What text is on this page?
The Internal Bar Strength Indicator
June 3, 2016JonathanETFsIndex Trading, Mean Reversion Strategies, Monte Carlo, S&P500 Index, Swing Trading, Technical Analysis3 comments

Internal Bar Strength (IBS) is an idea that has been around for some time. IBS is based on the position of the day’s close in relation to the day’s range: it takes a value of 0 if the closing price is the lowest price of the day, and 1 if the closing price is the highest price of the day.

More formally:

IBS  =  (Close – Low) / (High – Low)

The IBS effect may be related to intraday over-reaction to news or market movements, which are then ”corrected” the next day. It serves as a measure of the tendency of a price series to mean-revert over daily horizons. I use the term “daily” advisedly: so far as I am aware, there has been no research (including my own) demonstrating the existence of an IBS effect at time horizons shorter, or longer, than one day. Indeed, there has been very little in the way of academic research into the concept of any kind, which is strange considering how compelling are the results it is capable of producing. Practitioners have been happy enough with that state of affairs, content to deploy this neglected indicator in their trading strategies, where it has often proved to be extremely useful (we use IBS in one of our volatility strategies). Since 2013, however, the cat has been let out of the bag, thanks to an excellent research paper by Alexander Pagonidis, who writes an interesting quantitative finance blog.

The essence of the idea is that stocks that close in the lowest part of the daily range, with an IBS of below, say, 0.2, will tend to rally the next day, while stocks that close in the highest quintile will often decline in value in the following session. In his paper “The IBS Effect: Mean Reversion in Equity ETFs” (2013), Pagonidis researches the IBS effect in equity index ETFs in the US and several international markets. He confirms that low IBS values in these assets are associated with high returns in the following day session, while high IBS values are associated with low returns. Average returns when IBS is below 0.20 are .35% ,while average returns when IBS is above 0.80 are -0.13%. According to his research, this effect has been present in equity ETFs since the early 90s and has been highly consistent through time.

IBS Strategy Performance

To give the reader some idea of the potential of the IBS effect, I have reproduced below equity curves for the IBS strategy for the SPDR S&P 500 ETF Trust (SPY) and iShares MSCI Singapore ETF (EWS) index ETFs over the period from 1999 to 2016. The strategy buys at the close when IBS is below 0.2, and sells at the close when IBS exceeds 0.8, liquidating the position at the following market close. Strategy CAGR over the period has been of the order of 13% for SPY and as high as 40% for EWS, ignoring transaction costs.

## Required work
Report only how many lines in the records contain the word "Strategy".

## Solution to this problem
2